### TASK REQUIREMENTS
The answer must consist of the records, repeated exactly.

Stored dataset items
• • •
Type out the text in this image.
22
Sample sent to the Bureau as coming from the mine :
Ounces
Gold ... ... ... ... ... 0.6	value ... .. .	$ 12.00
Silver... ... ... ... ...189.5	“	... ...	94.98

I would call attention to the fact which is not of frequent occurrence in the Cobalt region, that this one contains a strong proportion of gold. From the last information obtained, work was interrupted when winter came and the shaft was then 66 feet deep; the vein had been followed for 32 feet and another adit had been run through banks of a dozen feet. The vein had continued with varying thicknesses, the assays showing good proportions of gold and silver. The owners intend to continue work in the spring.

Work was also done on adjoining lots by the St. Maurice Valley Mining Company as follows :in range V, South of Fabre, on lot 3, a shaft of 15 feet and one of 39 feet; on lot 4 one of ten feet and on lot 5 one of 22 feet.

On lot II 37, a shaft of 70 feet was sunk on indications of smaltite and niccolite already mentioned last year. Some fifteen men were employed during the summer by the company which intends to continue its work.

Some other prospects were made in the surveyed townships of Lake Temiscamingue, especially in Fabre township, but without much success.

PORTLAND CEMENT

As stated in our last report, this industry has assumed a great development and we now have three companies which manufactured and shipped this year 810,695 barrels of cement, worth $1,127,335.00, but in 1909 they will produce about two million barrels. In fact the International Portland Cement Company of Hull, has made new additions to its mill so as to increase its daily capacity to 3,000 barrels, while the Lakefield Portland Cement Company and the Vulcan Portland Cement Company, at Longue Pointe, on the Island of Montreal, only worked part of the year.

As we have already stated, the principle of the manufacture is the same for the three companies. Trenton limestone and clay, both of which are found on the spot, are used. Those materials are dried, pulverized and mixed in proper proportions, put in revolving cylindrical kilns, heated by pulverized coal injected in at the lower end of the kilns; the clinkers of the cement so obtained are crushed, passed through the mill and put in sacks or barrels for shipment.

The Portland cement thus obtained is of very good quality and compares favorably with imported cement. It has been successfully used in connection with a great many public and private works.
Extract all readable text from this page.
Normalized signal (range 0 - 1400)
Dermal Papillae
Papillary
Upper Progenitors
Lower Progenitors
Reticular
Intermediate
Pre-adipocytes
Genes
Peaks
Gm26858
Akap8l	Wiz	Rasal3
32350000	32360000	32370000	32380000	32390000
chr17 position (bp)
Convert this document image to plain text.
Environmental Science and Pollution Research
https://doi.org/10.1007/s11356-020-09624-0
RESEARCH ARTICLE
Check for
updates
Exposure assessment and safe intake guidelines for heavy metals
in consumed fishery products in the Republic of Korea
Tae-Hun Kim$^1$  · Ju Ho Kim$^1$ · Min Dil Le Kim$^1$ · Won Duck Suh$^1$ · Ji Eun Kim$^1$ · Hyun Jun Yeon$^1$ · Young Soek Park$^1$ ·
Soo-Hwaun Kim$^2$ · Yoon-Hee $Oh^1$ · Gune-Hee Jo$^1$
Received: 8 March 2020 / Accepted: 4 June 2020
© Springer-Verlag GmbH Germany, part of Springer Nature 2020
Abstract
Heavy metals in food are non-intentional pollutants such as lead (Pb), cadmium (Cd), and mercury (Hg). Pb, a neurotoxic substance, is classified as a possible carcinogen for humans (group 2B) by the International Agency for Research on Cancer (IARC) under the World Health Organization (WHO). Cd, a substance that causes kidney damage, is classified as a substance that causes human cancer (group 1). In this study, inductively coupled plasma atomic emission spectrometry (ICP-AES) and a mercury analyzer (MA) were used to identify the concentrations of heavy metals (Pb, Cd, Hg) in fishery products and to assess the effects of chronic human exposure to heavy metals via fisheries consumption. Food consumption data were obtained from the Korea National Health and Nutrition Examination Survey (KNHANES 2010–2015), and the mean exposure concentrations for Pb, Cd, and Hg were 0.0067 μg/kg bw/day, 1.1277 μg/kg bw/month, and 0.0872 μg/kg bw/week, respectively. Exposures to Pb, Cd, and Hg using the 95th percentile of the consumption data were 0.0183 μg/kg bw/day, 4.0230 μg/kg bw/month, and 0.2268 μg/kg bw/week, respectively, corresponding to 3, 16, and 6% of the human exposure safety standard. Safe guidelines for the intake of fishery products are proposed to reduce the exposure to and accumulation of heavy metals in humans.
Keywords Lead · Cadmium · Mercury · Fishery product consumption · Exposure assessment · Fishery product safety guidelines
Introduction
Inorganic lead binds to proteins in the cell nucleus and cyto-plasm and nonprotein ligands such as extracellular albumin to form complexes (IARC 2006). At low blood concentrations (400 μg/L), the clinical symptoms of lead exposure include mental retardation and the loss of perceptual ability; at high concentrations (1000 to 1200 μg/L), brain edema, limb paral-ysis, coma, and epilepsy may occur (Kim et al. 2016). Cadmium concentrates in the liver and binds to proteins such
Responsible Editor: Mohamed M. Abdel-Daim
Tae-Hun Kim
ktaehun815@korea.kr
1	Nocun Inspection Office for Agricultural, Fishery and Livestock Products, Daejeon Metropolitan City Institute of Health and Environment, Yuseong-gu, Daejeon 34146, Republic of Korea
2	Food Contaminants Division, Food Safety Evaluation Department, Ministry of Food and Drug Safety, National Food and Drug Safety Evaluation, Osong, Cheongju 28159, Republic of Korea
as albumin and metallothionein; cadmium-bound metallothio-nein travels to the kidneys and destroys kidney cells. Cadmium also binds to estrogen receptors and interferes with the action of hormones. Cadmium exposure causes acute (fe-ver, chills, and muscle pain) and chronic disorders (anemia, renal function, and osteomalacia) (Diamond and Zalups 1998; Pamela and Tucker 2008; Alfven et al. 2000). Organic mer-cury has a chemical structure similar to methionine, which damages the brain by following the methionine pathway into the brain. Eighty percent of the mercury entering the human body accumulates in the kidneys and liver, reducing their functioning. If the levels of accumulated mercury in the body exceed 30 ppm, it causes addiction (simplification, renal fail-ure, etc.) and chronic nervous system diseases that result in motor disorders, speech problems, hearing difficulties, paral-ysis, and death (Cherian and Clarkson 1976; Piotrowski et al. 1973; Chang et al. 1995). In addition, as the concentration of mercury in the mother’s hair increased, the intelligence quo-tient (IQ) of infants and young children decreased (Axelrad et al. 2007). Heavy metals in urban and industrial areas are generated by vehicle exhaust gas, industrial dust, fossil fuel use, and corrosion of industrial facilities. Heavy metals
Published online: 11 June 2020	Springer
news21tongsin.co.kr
• • •
### ANSWER FOR THIS EXERCISE
Type out the text in this image.
22
Sample sent to the Bureau as coming from the mine :
Ounces
Gold ... ... ... ... ... 0.6	value ... .. .	$ 12.00
Silver... ... ... ... ...189.5	“	... ...	94.98

I would call attention to the fact which is not of frequent occurrence in the Cobalt region, that this one contains a strong proportion of gold. From the last information obtained, work was interrupted when winter came and the shaft was then 66 feet deep; the vein had been followed for 32 feet and another adit had been run through banks of a dozen feet. The vein had continued with varying thicknesses, the assays showing good proportions of gold and silver. The owners intend to continue work in the spring.

Work was also done on adjoining lots by the St. Maurice Valley Mining Company as follows :in range V, South of Fabre, on lot 3, a shaft of 15 feet and one of 39 feet; on lot 4 one of ten feet and on lot 5 one of 22 feet.

On lot II 37, a shaft of 70 feet was sunk on indications of smaltite and niccolite already mentioned last year. Some fifteen men were employed during the summer by the company which intends to continue its work.

Some other prospects were made in the surveyed townships of Lake Temiscamingue, especially in Fabre township, but without much success.

PORTLAND CEMENT

As stated in our last report, this industry has assumed a great development and we now have three companies which manufactured and shipped this year 810,695 barrels of cement, worth $1,127,335.00, but in 1909 they will produce about two million barrels. In fact the International Portland Cement Company of Hull, has made new additions to its mill so as to increase its daily capacity to 3,000 barrels, while the Lakefield Portland Cement Company and the Vulcan Portland Cement Company, at Longue Pointe, on the Island of Montreal, only worked part of the year.

As we have already stated, the principle of the manufacture is the same for the three companies. Trenton limestone and clay, both of which are found on the spot, are used. Those materials are dried, pulverized and mixed in proper proportions, put in revolving cylindrical kilns, heated by pulverized coal injected in at the lower end of the kilns; the clinkers of the cement so obtained are crushed, passed through the mill and put in sacks or barrels for shipment.

The Portland cement thus obtained is of very good quality and compares favorably with imported cement. It has been successfully used in connection with a great many public and private works.
Extract all readable text from this page.
Normalized signal (range 0 - 1400)
Dermal Papillae
Papillary
Upper Progenitors
Lower Progenitors
Reticular
Intermediate
Pre-adipocytes
Genes
Peaks
Gm26858
Akap8l	Wiz	Rasal3
32350000	32360000	32370000	32380000	32390000
chr17 position (bp)
Convert this document image to plain text.
Environmental Science and Pollution Research
https://doi.org/10.1007/s11356-020-09624-0
RESEARCH ARTICLE
Check for
updates
Exposure assessment and safe intake guidelines for heavy metals
in consumed fishery products in the Republic of Korea
Tae-Hun Kim$^1$  · Ju Ho Kim$^1$ · Min Dil Le Kim$^1$ · Won Duck Suh$^1$ · Ji Eun Kim$^1$ · Hyun Jun Yeon$^1$ · Young Soek Park$^1$ ·
Soo-Hwaun Kim$^2$ · Yoon-Hee $Oh^1$ · Gune-Hee Jo$^1$
Received: 8 March 2020 / Accepted: 4 June 2020
© Springer-Verlag GmbH Germany, part of Springer Nature 2020
Abstract
Heavy metals in food are non-intentional pollutants such as lead (Pb), cadmium (Cd), and mercury (Hg). Pb, a neurotoxic substance, is classified as a possible carcinogen for humans (group 2B) by the International Agency for Research on Cancer (IARC) under the World Health Organization (WHO). Cd, a substance that causes kidney damage, is classified as a substance that causes human cancer (group 1). In this study, inductively coupled plasma atomic emission spectrometry (ICP-AES) and a mercury analyzer (MA) were used to identify the concentrations of heavy metals (Pb, Cd, Hg) in fishery products and to assess the effects of chronic human exposure to heavy metals via fisheries consumption. Food consumption data were obtained from the Korea National Health and Nutrition Examination Survey (KNHANES 2010–2015), and the mean exposure concentrations for Pb, Cd, and Hg were 0.0067 μg/kg bw/day, 1.1277 μg/kg bw/month, and 0.0872 μg/kg bw/week, respectively. Exposures to Pb, Cd, and Hg using the 95th percentile of the consumption data were 0.0183 μg/kg bw/day, 4.0230 μg/kg bw/month, and 0.2268 μg/kg bw/week, respectively, corresponding to 3, 16, and 6% of the human exposure safety standard. Safe guidelines for the intake of fishery products are proposed to reduce the exposure to and accumulation of heavy metals in humans.
Keywords Lead · Cadmium · Mercury · Fishery product consumption · Exposure assessment · Fishery product safety guidelines
Introduction
Inorganic lead binds to proteins in the cell nucleus and cyto-plasm and nonprotein ligands such as extracellular albumin to form complexes (IARC 2006). At low blood concentrations (400 μg/L), the clinical symptoms of lead exposure include mental retardation and the loss of perceptual ability; at high concentrations (1000 to 1200 μg/L), brain edema, limb paral-ysis, coma, and epilepsy may occur (Kim et al. 2016). Cadmium concentrates in the liver and binds to proteins such
Responsible Editor: Mohamed M. Abdel-Daim
Tae-Hun Kim
ktaehun815@korea.kr
1	Nocun Inspection Office for Agricultural, Fishery and Livestock Products, Daejeon Metropolitan City Institute of Health and Environment, Yuseong-gu, Daejeon 34146, Republic of Korea
2	Food Contaminants Division, Food Safety Evaluation Department, Ministry of Food and Drug Safety, National Food and Drug Safety Evaluation, Osong, Cheongju 28159, Republic of Korea
as albumin and metallothionein; cadmium-bound metallothio-nein travels to the kidneys and destroys kidney cells. Cadmium also binds to estrogen receptors and interferes with the action of hormones. Cadmium exposure causes acute (fe-ver, chills, and muscle pain) and chronic disorders (anemia, renal function, and osteomalacia) (Diamond and Zalups 1998; Pamela and Tucker 2008; Alfven et al. 2000). Organic mer-cury has a chemical structure similar to methionine, which damages the brain by following the methionine pathway into the brain. Eighty percent of the mercury entering the human body accumulates in the kidneys and liver, reducing their functioning. If the levels of accumulated mercury in the body exceed 30 ppm, it causes addiction (simplification, renal fail-ure, etc.) and chronic nervous system diseases that result in motor disorders, speech problems, hearing difficulties, paral-ysis, and death (Cherian and Clarkson 1976; Piotrowski et al. 1973; Chang et al. 1995). In addition, as the concentration of mercury in the mother’s hair increased, the intelligence quo-tient (IQ) of infants and young children decreased (Axelrad et al. 2007). Heavy metals in urban and industrial areas are generated by vehicle exhaust gas, industrial dust, fossil fuel use, and corrosion of industrial facilities. Heavy metals
Published online: 11 June 2020	Springer
news21tongsin.co.kr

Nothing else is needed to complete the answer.